Pick every line out of the entries below that has the string "leading", and copy it.

Collected data entries:

━━━━━━━━

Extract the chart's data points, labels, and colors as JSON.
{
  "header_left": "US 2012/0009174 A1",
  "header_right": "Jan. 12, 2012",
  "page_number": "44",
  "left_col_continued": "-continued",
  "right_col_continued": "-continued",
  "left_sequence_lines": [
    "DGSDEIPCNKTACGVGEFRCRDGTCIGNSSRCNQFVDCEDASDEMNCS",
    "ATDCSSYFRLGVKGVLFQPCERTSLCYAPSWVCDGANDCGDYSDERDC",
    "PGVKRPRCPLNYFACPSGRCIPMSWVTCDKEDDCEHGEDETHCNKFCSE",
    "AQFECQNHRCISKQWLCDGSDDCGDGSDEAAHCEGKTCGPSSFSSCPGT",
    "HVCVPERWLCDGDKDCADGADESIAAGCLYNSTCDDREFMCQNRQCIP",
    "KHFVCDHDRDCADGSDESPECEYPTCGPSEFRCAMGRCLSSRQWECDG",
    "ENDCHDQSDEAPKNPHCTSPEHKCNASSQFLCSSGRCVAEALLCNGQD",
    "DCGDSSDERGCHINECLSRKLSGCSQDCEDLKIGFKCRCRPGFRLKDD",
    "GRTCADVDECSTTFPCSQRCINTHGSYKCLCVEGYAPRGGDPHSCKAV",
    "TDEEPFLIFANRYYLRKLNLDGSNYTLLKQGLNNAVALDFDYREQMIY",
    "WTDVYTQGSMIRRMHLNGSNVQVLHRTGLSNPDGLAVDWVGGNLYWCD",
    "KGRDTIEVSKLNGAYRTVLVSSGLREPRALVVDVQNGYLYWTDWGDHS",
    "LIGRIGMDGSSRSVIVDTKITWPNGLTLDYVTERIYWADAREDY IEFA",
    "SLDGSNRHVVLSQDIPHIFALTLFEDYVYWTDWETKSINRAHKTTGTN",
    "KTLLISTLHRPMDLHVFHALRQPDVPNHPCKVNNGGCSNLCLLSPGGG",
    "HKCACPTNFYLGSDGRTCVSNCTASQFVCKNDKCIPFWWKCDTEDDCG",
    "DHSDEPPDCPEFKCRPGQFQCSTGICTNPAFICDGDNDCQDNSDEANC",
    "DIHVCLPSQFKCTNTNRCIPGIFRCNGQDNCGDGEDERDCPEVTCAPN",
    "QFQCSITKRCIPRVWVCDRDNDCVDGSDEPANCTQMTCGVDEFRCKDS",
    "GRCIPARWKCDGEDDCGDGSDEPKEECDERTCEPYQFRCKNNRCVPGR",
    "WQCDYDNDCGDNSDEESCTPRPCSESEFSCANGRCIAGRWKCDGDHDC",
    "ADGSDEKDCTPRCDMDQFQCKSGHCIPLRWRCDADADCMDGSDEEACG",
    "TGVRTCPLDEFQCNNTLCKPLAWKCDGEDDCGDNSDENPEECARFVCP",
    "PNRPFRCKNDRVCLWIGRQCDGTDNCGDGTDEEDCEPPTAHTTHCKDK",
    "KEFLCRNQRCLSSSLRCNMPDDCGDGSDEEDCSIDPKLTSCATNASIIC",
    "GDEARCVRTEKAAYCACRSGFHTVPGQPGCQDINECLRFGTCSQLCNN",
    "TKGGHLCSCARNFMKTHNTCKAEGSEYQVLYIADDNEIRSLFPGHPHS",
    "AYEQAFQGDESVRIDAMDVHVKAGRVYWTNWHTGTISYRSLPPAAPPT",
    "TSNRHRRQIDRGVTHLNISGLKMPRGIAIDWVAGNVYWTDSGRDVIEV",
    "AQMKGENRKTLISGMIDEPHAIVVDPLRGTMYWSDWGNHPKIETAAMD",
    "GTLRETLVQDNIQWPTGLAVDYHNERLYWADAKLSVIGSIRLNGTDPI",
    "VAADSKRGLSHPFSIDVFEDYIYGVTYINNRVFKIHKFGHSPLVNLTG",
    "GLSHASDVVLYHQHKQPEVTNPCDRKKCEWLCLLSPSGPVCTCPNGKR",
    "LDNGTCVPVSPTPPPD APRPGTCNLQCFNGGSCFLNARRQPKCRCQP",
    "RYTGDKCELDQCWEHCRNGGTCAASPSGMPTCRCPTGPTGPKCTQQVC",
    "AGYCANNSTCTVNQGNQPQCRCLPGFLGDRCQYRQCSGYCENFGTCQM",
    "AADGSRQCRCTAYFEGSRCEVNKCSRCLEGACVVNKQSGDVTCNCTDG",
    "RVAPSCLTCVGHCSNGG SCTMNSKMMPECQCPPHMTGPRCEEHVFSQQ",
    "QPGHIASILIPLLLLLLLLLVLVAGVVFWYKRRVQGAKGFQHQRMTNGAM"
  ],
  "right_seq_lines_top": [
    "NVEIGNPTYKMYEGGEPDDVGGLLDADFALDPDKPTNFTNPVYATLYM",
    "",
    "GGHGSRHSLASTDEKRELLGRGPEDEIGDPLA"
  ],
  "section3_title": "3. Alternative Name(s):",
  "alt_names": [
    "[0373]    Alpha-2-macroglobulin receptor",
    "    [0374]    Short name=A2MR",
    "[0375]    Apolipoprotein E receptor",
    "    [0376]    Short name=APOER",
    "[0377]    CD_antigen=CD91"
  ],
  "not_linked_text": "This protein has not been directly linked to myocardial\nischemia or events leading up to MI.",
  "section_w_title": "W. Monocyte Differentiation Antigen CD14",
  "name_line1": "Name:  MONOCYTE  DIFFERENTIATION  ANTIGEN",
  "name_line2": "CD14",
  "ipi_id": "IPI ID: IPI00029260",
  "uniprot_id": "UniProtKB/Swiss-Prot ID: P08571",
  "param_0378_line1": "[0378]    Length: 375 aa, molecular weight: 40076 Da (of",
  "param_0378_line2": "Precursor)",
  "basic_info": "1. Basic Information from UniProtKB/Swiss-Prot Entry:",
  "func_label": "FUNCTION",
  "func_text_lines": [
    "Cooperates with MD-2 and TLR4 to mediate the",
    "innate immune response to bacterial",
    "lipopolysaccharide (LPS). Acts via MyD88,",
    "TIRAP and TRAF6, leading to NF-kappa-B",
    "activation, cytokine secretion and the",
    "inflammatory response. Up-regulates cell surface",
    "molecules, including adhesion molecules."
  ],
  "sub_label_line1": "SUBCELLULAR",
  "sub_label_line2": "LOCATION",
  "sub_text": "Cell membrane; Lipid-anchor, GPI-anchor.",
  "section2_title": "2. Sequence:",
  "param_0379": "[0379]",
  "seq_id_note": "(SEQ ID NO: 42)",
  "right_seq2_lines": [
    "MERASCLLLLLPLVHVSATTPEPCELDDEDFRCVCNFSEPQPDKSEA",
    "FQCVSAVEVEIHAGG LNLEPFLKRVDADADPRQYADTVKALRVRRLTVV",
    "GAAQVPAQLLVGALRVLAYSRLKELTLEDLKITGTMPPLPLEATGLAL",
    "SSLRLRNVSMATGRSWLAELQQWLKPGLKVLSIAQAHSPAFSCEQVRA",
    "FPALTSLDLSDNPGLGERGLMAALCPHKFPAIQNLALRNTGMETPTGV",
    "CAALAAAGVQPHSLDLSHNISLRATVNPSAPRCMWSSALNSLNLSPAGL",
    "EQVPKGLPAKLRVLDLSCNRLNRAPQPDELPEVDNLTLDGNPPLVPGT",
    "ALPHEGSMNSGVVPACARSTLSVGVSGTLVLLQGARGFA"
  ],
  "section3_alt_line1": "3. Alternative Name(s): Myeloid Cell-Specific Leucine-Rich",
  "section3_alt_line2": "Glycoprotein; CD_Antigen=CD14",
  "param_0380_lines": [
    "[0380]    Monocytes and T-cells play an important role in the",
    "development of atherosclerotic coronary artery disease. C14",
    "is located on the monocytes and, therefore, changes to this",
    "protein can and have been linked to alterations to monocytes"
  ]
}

━━━━━━━━

__EXERCISE OUTPUT__.
  "not_linked_text": "This protein has not been directly linked to myocardial\nischemia or events leading up to MI.",
    "TIRAP and TRAF6, leading to NF-kappa-B",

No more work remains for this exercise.